**EXERCISE TASK**
Note each line of the listing that contains the string "JSON", and copy it.

**Figure content listings**
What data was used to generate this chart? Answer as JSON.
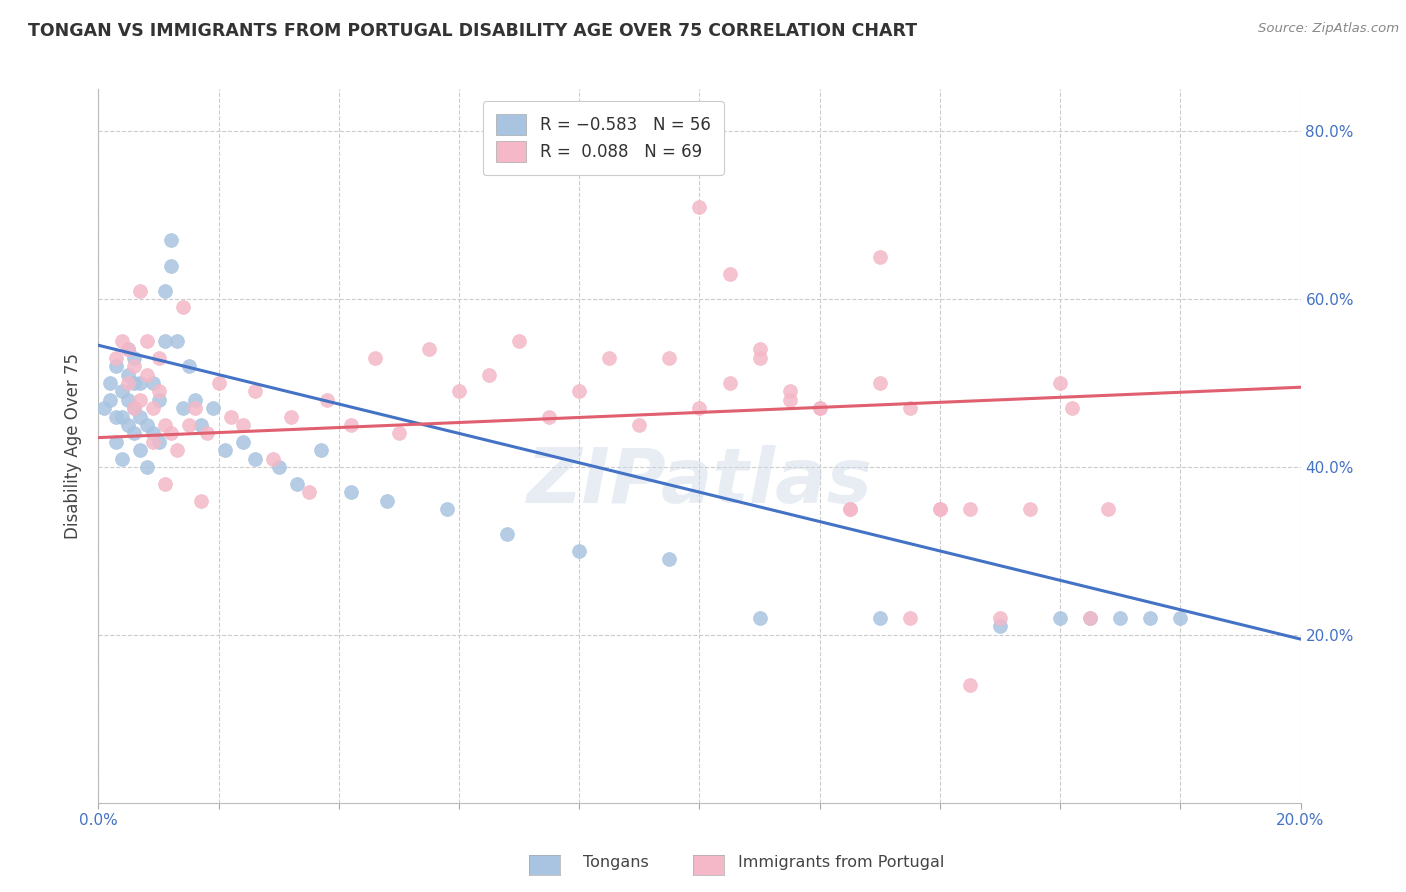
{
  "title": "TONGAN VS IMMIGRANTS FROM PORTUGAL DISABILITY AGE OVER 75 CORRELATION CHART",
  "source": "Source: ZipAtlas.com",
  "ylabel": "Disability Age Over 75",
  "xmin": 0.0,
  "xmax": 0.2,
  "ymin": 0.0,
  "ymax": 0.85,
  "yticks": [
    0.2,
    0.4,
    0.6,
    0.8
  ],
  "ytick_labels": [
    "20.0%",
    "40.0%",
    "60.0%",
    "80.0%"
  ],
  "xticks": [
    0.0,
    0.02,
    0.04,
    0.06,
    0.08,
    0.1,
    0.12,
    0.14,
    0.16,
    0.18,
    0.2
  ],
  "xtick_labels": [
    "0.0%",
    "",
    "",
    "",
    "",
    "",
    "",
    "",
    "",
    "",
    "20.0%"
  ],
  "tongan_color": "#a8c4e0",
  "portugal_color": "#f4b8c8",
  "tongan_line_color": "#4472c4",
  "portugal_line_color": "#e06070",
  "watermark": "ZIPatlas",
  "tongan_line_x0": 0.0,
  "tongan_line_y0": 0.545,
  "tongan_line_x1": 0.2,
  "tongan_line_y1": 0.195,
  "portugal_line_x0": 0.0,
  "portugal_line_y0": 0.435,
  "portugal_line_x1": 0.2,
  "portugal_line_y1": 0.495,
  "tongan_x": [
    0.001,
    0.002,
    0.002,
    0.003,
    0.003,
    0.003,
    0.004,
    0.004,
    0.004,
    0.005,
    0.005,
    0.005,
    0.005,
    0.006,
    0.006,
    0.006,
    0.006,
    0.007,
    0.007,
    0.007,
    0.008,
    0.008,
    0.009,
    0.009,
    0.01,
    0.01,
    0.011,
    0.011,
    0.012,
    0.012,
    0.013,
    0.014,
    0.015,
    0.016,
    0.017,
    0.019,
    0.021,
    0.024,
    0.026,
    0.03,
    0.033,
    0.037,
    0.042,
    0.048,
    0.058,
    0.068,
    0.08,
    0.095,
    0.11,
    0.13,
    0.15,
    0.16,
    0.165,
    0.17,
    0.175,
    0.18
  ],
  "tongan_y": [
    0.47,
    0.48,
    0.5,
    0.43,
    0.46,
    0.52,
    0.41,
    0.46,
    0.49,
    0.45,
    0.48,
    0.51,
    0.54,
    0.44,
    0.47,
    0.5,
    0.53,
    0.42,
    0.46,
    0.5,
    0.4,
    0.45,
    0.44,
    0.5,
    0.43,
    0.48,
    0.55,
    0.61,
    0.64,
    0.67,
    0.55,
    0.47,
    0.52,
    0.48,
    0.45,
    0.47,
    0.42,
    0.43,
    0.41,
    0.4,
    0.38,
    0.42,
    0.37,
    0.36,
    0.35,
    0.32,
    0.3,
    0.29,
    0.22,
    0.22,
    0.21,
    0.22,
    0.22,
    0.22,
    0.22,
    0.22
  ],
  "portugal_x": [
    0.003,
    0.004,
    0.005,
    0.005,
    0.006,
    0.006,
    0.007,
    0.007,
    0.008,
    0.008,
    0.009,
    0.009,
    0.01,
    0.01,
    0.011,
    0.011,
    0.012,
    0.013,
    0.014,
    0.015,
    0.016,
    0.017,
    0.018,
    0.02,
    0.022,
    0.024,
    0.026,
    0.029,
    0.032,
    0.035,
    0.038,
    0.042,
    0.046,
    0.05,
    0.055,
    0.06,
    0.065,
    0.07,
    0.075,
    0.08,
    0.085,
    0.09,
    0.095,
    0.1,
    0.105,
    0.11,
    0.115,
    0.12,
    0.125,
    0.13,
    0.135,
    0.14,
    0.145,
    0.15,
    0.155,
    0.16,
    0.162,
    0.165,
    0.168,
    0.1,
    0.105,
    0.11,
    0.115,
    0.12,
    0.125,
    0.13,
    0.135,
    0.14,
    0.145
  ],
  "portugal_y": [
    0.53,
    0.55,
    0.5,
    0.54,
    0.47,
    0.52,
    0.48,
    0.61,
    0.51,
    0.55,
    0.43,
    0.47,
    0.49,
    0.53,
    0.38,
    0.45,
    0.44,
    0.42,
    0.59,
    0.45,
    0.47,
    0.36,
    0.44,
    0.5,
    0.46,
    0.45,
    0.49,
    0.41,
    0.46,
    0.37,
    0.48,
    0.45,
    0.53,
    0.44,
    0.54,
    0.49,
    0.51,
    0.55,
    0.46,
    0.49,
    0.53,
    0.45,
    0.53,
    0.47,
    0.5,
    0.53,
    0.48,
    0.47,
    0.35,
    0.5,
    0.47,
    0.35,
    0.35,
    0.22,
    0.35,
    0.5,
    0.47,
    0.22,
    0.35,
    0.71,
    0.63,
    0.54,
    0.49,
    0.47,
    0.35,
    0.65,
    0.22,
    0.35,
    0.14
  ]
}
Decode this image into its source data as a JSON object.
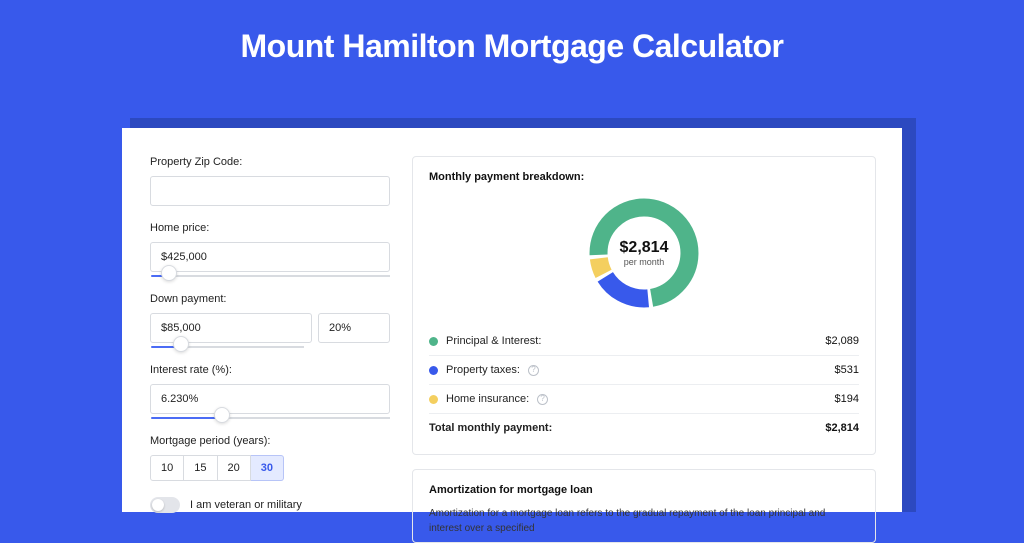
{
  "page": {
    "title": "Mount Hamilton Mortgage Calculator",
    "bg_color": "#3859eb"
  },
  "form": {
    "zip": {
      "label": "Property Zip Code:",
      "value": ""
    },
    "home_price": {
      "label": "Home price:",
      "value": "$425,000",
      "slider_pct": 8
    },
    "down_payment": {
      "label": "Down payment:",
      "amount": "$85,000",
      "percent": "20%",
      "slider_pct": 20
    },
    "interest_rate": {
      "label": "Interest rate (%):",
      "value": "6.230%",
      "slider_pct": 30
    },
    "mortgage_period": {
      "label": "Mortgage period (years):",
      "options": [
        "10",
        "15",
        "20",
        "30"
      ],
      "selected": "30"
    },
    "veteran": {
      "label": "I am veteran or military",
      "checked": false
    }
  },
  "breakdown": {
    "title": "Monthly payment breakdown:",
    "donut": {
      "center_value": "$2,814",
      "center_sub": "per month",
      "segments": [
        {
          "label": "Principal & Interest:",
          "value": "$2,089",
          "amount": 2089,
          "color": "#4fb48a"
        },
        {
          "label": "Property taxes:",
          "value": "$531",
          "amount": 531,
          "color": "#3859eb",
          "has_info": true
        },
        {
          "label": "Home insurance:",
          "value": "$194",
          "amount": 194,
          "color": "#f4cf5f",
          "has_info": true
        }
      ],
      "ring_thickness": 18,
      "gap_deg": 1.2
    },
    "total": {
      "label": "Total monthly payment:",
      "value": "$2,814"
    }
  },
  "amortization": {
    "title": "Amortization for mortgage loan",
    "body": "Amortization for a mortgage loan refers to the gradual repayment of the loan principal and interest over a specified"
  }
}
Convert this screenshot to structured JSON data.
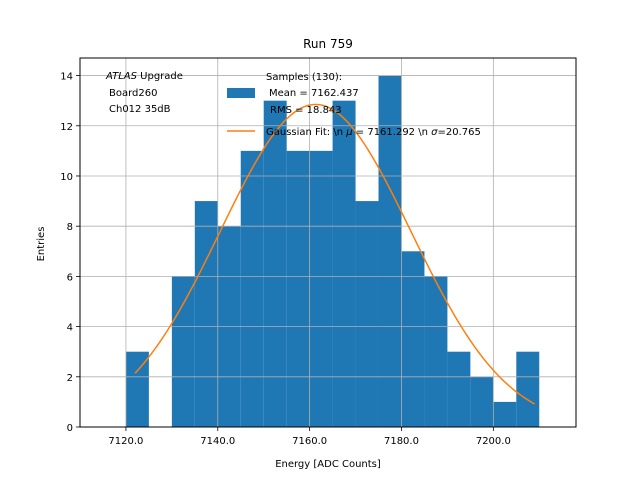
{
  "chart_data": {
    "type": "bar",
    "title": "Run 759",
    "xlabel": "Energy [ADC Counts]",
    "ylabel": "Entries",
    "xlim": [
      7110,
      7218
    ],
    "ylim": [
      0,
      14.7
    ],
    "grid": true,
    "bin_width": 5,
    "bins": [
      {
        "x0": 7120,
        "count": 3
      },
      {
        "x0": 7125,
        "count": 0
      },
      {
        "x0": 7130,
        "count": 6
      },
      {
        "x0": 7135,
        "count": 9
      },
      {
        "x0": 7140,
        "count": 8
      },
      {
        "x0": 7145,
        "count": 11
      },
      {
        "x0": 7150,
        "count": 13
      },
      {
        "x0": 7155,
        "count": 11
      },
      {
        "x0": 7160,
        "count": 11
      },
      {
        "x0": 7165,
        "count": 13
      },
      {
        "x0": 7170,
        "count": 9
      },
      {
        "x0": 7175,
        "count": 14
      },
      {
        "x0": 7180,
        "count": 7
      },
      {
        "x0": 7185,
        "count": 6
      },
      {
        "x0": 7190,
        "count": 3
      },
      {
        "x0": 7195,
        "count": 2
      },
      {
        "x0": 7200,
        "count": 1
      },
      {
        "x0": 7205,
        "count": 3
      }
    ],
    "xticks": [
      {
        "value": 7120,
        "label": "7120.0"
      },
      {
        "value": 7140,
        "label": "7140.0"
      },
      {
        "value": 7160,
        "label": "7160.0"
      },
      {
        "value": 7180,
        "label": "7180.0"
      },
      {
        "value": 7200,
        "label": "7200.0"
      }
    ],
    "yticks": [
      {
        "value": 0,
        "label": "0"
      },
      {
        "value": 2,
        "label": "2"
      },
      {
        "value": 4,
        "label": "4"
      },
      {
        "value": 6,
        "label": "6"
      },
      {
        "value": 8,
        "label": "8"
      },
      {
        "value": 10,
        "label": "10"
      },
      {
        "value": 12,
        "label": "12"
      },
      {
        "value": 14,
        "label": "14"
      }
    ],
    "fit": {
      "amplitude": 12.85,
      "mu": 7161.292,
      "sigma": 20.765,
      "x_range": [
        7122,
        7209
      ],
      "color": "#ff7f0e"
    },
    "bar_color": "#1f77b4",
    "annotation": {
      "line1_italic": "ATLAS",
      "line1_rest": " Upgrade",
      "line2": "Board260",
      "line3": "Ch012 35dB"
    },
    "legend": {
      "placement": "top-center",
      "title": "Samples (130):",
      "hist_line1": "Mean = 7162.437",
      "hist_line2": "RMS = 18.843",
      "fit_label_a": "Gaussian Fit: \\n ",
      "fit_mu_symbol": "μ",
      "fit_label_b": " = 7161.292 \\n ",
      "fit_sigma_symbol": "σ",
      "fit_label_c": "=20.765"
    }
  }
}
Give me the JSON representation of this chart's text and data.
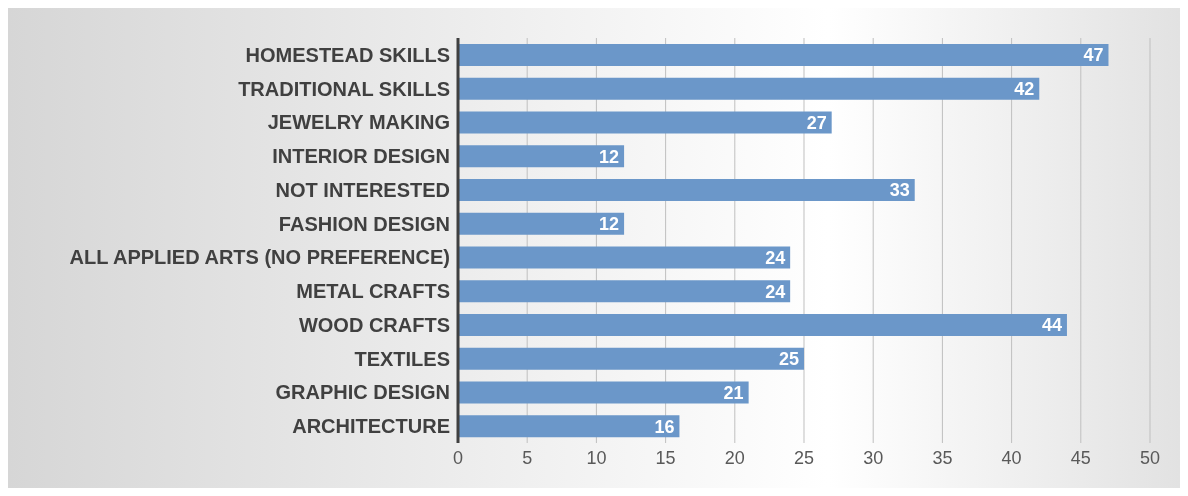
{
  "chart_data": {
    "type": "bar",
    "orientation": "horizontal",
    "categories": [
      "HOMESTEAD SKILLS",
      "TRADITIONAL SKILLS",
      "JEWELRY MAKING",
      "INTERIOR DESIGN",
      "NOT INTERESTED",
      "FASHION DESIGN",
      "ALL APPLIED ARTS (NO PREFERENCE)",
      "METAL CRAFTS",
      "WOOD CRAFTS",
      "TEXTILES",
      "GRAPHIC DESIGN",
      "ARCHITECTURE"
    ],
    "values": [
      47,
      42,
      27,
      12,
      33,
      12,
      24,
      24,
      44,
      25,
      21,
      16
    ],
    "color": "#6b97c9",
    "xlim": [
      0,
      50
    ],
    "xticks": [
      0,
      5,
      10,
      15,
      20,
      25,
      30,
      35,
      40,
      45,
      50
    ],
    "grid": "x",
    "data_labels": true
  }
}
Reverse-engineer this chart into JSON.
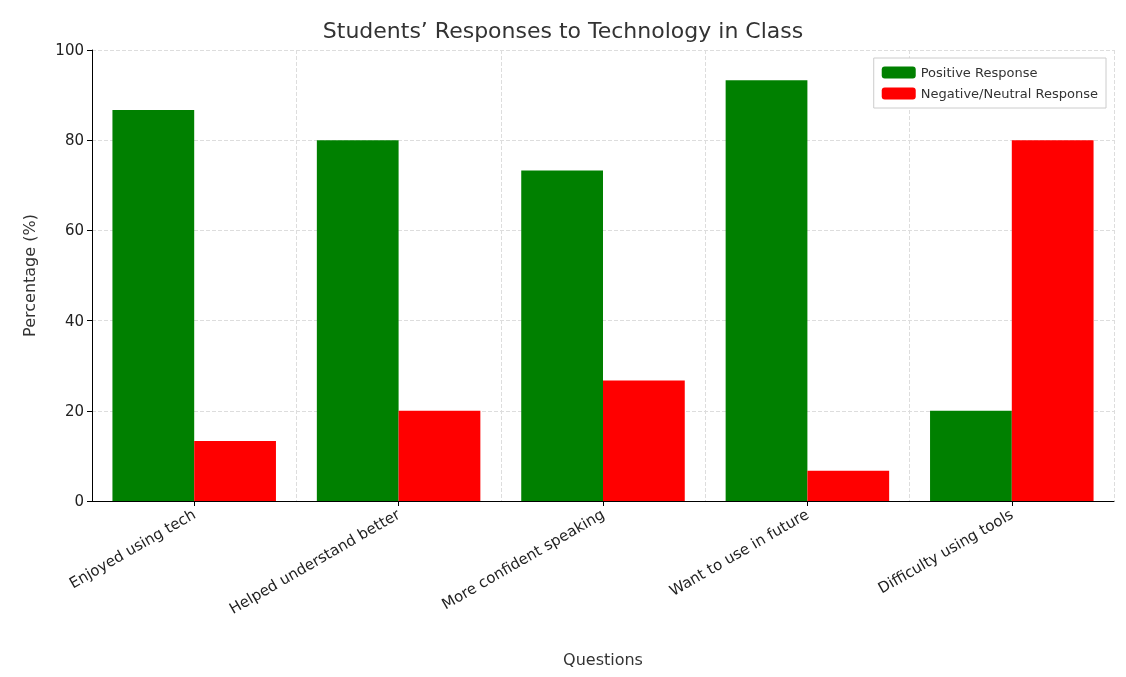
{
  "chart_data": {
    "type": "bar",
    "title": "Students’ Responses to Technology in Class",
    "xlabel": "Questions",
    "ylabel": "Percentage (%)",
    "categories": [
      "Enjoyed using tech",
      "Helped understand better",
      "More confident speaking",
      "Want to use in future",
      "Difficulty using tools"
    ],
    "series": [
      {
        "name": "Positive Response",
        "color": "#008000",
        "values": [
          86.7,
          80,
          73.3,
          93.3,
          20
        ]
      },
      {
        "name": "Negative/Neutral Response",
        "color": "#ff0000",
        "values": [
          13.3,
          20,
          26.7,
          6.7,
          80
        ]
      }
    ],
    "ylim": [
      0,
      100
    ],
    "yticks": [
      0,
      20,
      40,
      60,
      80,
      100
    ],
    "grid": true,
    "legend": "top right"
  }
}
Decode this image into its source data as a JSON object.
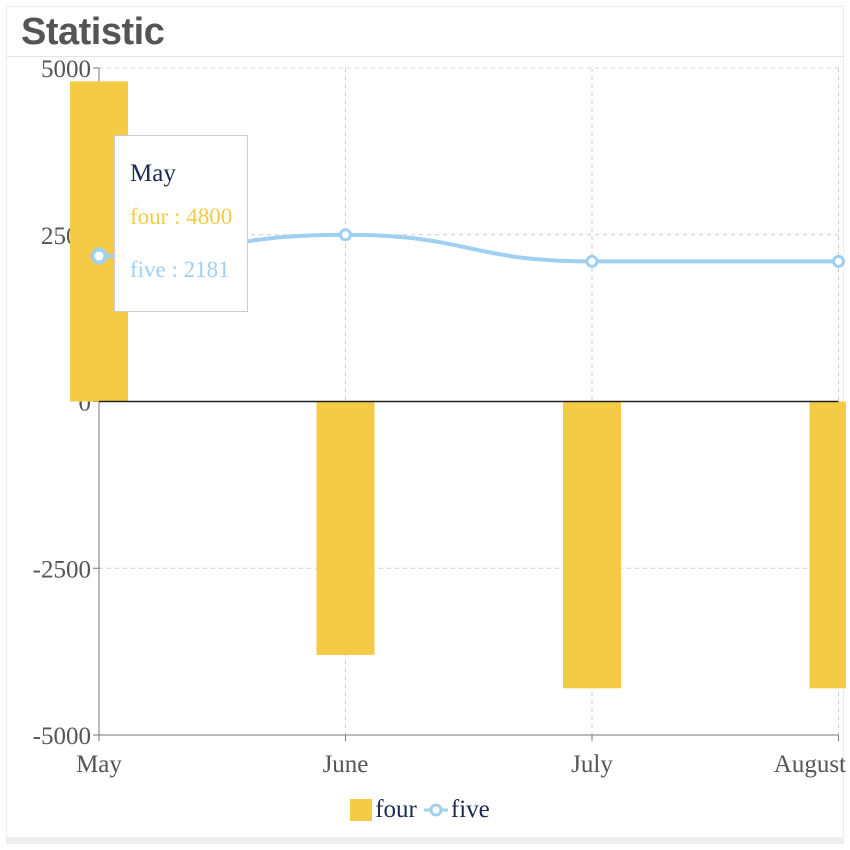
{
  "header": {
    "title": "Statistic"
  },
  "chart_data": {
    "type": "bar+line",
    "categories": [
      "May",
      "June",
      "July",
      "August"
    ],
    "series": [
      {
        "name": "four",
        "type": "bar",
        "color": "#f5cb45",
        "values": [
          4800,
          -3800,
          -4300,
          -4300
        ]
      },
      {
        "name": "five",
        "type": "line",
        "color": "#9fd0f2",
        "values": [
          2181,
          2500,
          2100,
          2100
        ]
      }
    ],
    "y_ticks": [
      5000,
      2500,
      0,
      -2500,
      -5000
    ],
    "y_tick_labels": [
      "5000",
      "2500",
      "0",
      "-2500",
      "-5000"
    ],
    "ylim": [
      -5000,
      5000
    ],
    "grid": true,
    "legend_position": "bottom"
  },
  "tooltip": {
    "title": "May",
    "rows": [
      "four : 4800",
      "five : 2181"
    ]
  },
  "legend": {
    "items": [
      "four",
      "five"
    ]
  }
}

**ANSWER**
What data was used to generate this chart? Answer as JSON.
Decode this image into its source data as a JSON object.
Convert this screenshot to structured JSON data.
Give me the JSON representation of this chart's text and data.
Reverse-engineer this chart into JSON.
Decode this image into its source data as a JSON object.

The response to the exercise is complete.